[What to work on]
Look through the data below. Show each line where the string "test" occurs.
-- Raw data start --
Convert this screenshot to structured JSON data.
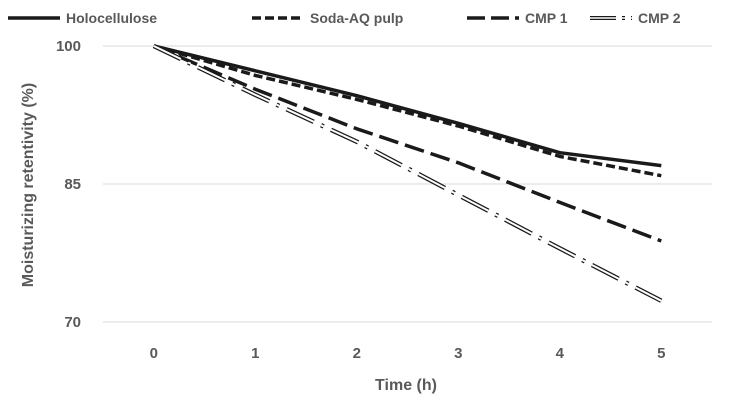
{
  "chart_data": {
    "type": "line",
    "title": "",
    "xlabel": "Time (h)",
    "ylabel": "Moisturizing retentivity (%)",
    "x": [
      0,
      1,
      2,
      3,
      4,
      5
    ],
    "xticks": [
      "0",
      "1",
      "2",
      "3",
      "4",
      "5"
    ],
    "yticks": [
      "70",
      "85",
      "100"
    ],
    "ylim": [
      70,
      100
    ],
    "xlim": [
      -0.5,
      5.5
    ],
    "grid": true,
    "legend_position": "top",
    "series": [
      {
        "name": "Holocellulose",
        "style": "solid",
        "values": [
          100,
          97.3,
          94.6,
          91.6,
          88.4,
          87.0
        ]
      },
      {
        "name": "Soda-AQ pulp",
        "style": "dashed",
        "values": [
          100,
          96.8,
          94.2,
          91.3,
          88.0,
          85.9
        ]
      },
      {
        "name": "CMP 1",
        "style": "long-dash",
        "values": [
          100,
          95.3,
          91.0,
          87.3,
          83.0,
          78.8
        ]
      },
      {
        "name": "CMP 2",
        "style": "dash-dot-hollow",
        "values": [
          100,
          94.7,
          89.6,
          83.8,
          78.0,
          72.3
        ]
      }
    ]
  },
  "legend": {
    "items": [
      {
        "label": "Holocellulose"
      },
      {
        "label": "Soda-AQ pulp"
      },
      {
        "label": "CMP 1"
      },
      {
        "label": "CMP 2"
      }
    ]
  }
}
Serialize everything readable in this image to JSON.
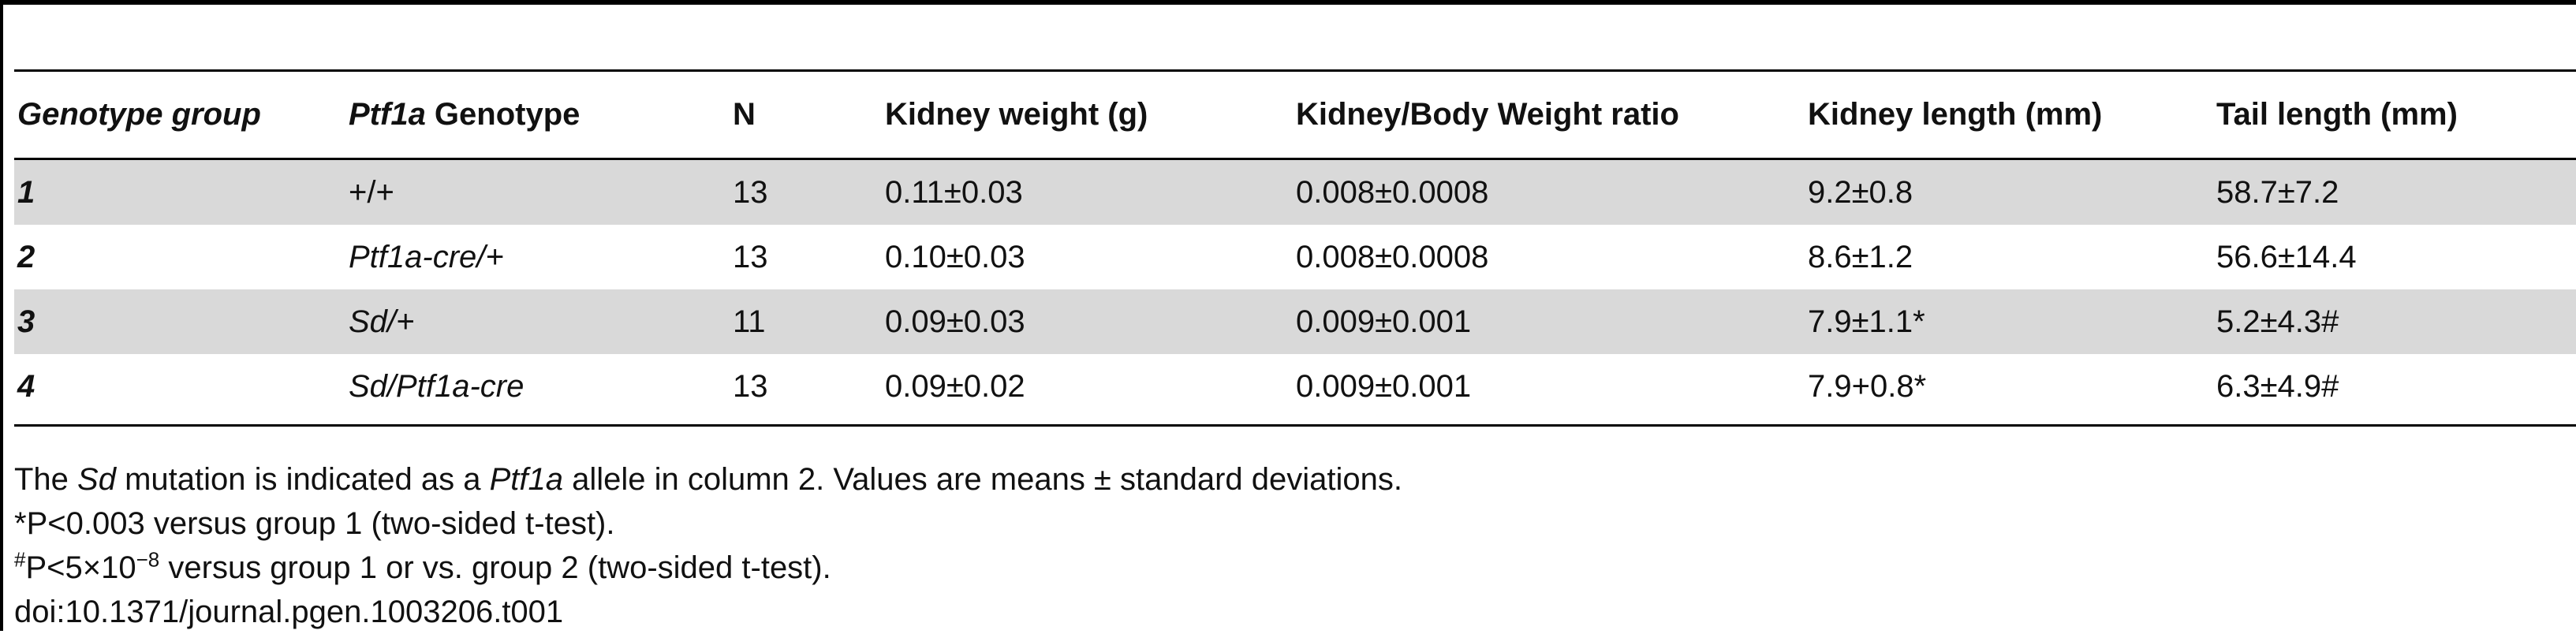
{
  "table": {
    "headers": {
      "genotype_group": "Genotype group",
      "ptf1a_genotype_italic": "Ptf1a",
      "ptf1a_genotype_rest": " Genotype",
      "n": "N",
      "kidney_weight": "Kidney weight (g)",
      "kidney_body_ratio": "Kidney/Body Weight ratio",
      "kidney_length": "Kidney length (mm)",
      "tail_length": "Tail length (mm)"
    },
    "rows": [
      {
        "group": "1",
        "genotype": "+/+",
        "n": "13",
        "kidney_weight": "0.11±0.03",
        "ratio": "0.008±0.0008",
        "kidney_length": "9.2±0.8",
        "tail_length": "58.7±7.2"
      },
      {
        "group": "2",
        "genotype": "Ptf1a-cre/+",
        "n": "13",
        "kidney_weight": "0.10±0.03",
        "ratio": "0.008±0.0008",
        "kidney_length": "8.6±1.2",
        "tail_length": "56.6±14.4"
      },
      {
        "group": "3",
        "genotype": "Sd/+",
        "n": "11",
        "kidney_weight": "0.09±0.03",
        "ratio": "0.009±0.001",
        "kidney_length": "7.9±1.1*",
        "tail_length": "5.2±4.3#"
      },
      {
        "group": "4",
        "genotype": "Sd/Ptf1a-cre",
        "n": "13",
        "kidney_weight": "0.09±0.02",
        "ratio": "0.009±0.001",
        "kidney_length": "7.9+0.8*",
        "tail_length": "6.3±4.9#"
      }
    ]
  },
  "notes": {
    "line1_a": "The ",
    "line1_sd": "Sd",
    "line1_b": " mutation is indicated as a ",
    "line1_ptf1a": "Ptf1a",
    "line1_c": " allele in column 2. Values are means ± standard deviations.",
    "line2": "*P<0.003 versus group 1 (two-sided t-test).",
    "line3_sup": "#",
    "line3_a": "P<5×10",
    "line3_exp": "−8",
    "line3_b": " versus group 1 or vs. group 2 (two-sided t-test).",
    "doi": "doi:10.1371/journal.pgen.1003206.t001"
  }
}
-- Raw data end --
[Complete answer]
    "line2": "*P<0.003 versus group 1 (two-sided t-test).",
    "line3_b": " versus group 1 or vs. group 2 (two-sided t-test).",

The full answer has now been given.